◆ GIVEN TASK ◆
Write out every row below line for line, leaving out the pictures.

*-*-*

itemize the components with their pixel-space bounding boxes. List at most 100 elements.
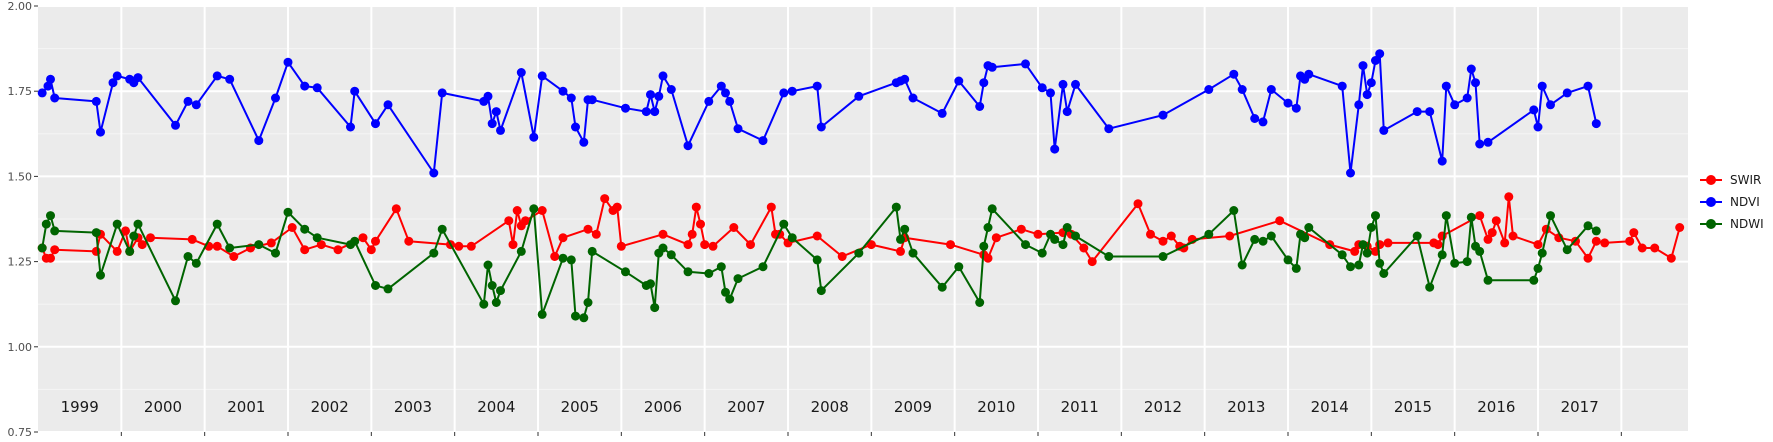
- data-point: [1337, 250, 1347, 260]
- data-point: [587, 246, 597, 256]
- data-point: [658, 243, 668, 253]
- data-point: [683, 240, 693, 250]
- data-point: [254, 136, 264, 146]
- data-point: [1016, 224, 1026, 234]
- data-point: [896, 234, 905, 244]
- data-point: [183, 252, 193, 261]
- data-point: [696, 219, 705, 229]
- data-point: [1433, 240, 1443, 250]
- data-point: [191, 258, 201, 268]
- series-swir: [37, 192, 1685, 267]
- data-point: [133, 219, 143, 229]
- data-point: [733, 124, 743, 134]
- data-point: [1133, 199, 1143, 209]
- data-point: [271, 248, 280, 258]
- data-point: [704, 96, 714, 106]
- data-point: [1375, 258, 1385, 268]
- data-point: [558, 253, 568, 263]
- data-point: [171, 296, 180, 306]
- legend: SWIR NDVI NDWI: [1700, 173, 1764, 231]
- data-point: [979, 241, 989, 251]
- y-tick-label: 1.75: [8, 85, 33, 98]
- data-point: [1062, 223, 1072, 232]
- data-point: [1087, 257, 1097, 267]
- data-point: [1021, 59, 1030, 69]
- data-point: [975, 298, 985, 307]
- data-point: [391, 204, 401, 214]
- data-point: [1354, 260, 1364, 270]
- year-label: 2008: [811, 398, 849, 416]
- data-point: [129, 231, 139, 241]
- data-point: [371, 119, 380, 129]
- y-axis: 0.75 1.00 1.25 1.50 1.75 2.00: [8, 0, 38, 439]
- data-point: [1466, 64, 1476, 74]
- data-point: [312, 233, 322, 243]
- data-point: [537, 71, 547, 81]
- data-point: [1291, 263, 1301, 273]
- data-point: [312, 83, 322, 93]
- data-point: [1046, 88, 1055, 98]
- data-point: [346, 122, 355, 132]
- year-label: 2002: [311, 398, 349, 416]
- data-point: [566, 93, 576, 103]
- data-point: [946, 240, 955, 250]
- data-point: [1371, 56, 1380, 65]
- data-point: [787, 86, 797, 96]
- data-point: [1375, 240, 1385, 250]
- data-point: [491, 298, 501, 307]
- data-point: [1379, 269, 1389, 278]
- data-point: [1600, 238, 1610, 248]
- data-point: [1358, 240, 1368, 250]
- data-point: [900, 74, 910, 84]
- data-point: [112, 246, 122, 256]
- data-point: [616, 241, 626, 251]
- data-point: [1583, 253, 1593, 263]
- data-point: [729, 223, 739, 232]
- data-point: [1412, 107, 1422, 117]
- data-point: [316, 240, 326, 250]
- data-point: [171, 120, 180, 130]
- data-point: [1675, 223, 1685, 232]
- data-point: [1258, 117, 1268, 127]
- data-point: [700, 240, 710, 250]
- data-point: [1462, 93, 1472, 103]
- data-point: [404, 236, 414, 246]
- data-point: [1237, 85, 1247, 94]
- data-point: [1375, 49, 1385, 59]
- data-point: [812, 255, 822, 265]
- data-point: [496, 286, 505, 296]
- data-point: [1504, 192, 1514, 202]
- data-point: [987, 204, 997, 214]
- data-point: [1158, 252, 1168, 261]
- data-point: [1583, 221, 1593, 231]
- data-point: [1346, 168, 1355, 178]
- data-point: [896, 246, 905, 256]
- data-point: [1441, 81, 1451, 91]
- year-label: 2009: [894, 398, 932, 416]
- data-point: [1591, 236, 1601, 246]
- data-point: [733, 274, 743, 284]
- data-point: [1412, 231, 1422, 241]
- data-point: [437, 88, 447, 98]
- data-point: [779, 88, 789, 98]
- data-point: [187, 234, 197, 244]
- data-point: [1266, 231, 1276, 241]
- data-point: [650, 303, 660, 313]
- data-point: [1250, 114, 1260, 123]
- data-point: [1533, 263, 1543, 273]
- data-point: [1425, 282, 1435, 292]
- data-point: [1337, 81, 1347, 91]
- data-point: [758, 136, 768, 146]
- data-point: [112, 71, 122, 81]
- data-point: [1275, 216, 1285, 226]
- data-point: [571, 311, 580, 321]
- data-point: [587, 95, 597, 105]
- data-point: [854, 91, 864, 101]
- x-axis: 1999 2000 2001 2002 2003 2004 2005 2006 2007 2008…: [61, 398, 1622, 436]
- data-point: [487, 281, 497, 290]
- data-point: [891, 202, 901, 212]
- data-point: [491, 107, 501, 117]
- year-label: 2006: [644, 398, 682, 416]
- data-point: [983, 253, 993, 263]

*-*-*

◆ RESPONSE TO THE EXERCISE ◆
itemize the components with their pixel-space bounding boxes. List at most 100 elements.
- data-point: [1337, 250, 1347, 260]
- data-point: [587, 246, 597, 256]
- data-point: [658, 243, 668, 253]
- data-point: [683, 240, 693, 250]
- data-point: [254, 136, 264, 146]
- data-point: [1016, 224, 1026, 234]
- data-point: [896, 234, 905, 244]
- data-point: [183, 252, 193, 261]
- data-point: [696, 219, 705, 229]
- data-point: [1433, 240, 1443, 250]
- data-point: [191, 258, 201, 268]
- series-swir: [37, 192, 1685, 267]
- data-point: [133, 219, 143, 229]
- data-point: [733, 124, 743, 134]
- data-point: [1133, 199, 1143, 209]
- data-point: [271, 248, 280, 258]
- data-point: [704, 96, 714, 106]
- data-point: [1375, 258, 1385, 268]
- data-point: [558, 253, 568, 263]
- data-point: [171, 296, 180, 306]
- legend: SWIR NDVI NDWI: [1700, 173, 1764, 231]
- data-point: [979, 241, 989, 251]
- y-tick-label: 1.75: [8, 85, 33, 98]
- data-point: [1062, 223, 1072, 232]
- data-point: [1087, 257, 1097, 267]
- data-point: [1021, 59, 1030, 69]
- data-point: [975, 298, 985, 307]
- data-point: [391, 204, 401, 214]
- data-point: [1354, 260, 1364, 270]
- year-label: 2008: [811, 398, 849, 416]
- data-point: [129, 231, 139, 241]
- data-point: [371, 119, 380, 129]
- y-axis: 0.75 1.00 1.25 1.50 1.75 2.00: [8, 0, 38, 439]
- data-point: [1466, 64, 1476, 74]
- data-point: [312, 233, 322, 243]
- data-point: [537, 71, 547, 81]
- data-point: [1291, 263, 1301, 273]
- data-point: [312, 83, 322, 93]
- data-point: [1046, 88, 1055, 98]
- data-point: [346, 122, 355, 132]
- year-label: 2002: [311, 398, 349, 416]
- data-point: [566, 93, 576, 103]
- data-point: [946, 240, 955, 250]
- data-point: [1371, 56, 1380, 65]
- data-point: [787, 86, 797, 96]
- data-point: [1375, 240, 1385, 250]
- data-point: [491, 298, 501, 307]
- data-point: [1379, 269, 1389, 278]
- data-point: [1600, 238, 1610, 248]
- data-point: [1358, 240, 1368, 250]
- data-point: [900, 74, 910, 84]
- data-point: [112, 246, 122, 256]
- data-point: [616, 241, 626, 251]
- data-point: [1583, 253, 1593, 263]
- data-point: [729, 223, 739, 232]
- data-point: [1412, 107, 1422, 117]
- data-point: [316, 240, 326, 250]
- data-point: [171, 120, 180, 130]
- data-point: [1675, 223, 1685, 232]
- data-point: [1258, 117, 1268, 127]
- data-point: [700, 240, 710, 250]
- data-point: [1462, 93, 1472, 103]
- data-point: [404, 236, 414, 246]
- data-point: [1237, 85, 1247, 94]
- data-point: [1375, 49, 1385, 59]
- data-point: [812, 255, 822, 265]
- data-point: [496, 286, 505, 296]
- data-point: [1504, 192, 1514, 202]
- data-point: [987, 204, 997, 214]
- data-point: [1158, 252, 1168, 261]
- data-point: [1583, 221, 1593, 231]
- data-point: [1346, 168, 1355, 178]
- data-point: [896, 246, 905, 256]
- data-point: [1441, 81, 1451, 91]
- year-label: 2009: [894, 398, 932, 416]
- data-point: [1591, 236, 1601, 246]
- data-point: [733, 274, 743, 284]
- data-point: [1412, 231, 1422, 241]
- data-point: [437, 88, 447, 98]
- data-point: [779, 88, 789, 98]
- data-point: [187, 234, 197, 244]
- data-point: [1266, 231, 1276, 241]
- data-point: [650, 303, 660, 313]
- data-point: [1250, 114, 1260, 123]
- data-point: [1533, 263, 1543, 273]
- data-point: [1425, 282, 1435, 292]
- data-point: [1337, 81, 1347, 91]
- data-point: [758, 136, 768, 146]
- data-point: [112, 71, 122, 81]
- data-point: [1275, 216, 1285, 226]
- data-point: [571, 311, 580, 321]
- data-point: [587, 95, 597, 105]
- data-point: [854, 91, 864, 101]
- x-axis: 1999 2000 2001 2002 2003 2004 2005 2006 2007 2008…: [61, 398, 1622, 436]
- data-point: [487, 281, 497, 290]
- data-point: [891, 202, 901, 212]
- data-point: [491, 107, 501, 117]
- year-label: 2006: [644, 398, 682, 416]
- data-point: [983, 253, 993, 263]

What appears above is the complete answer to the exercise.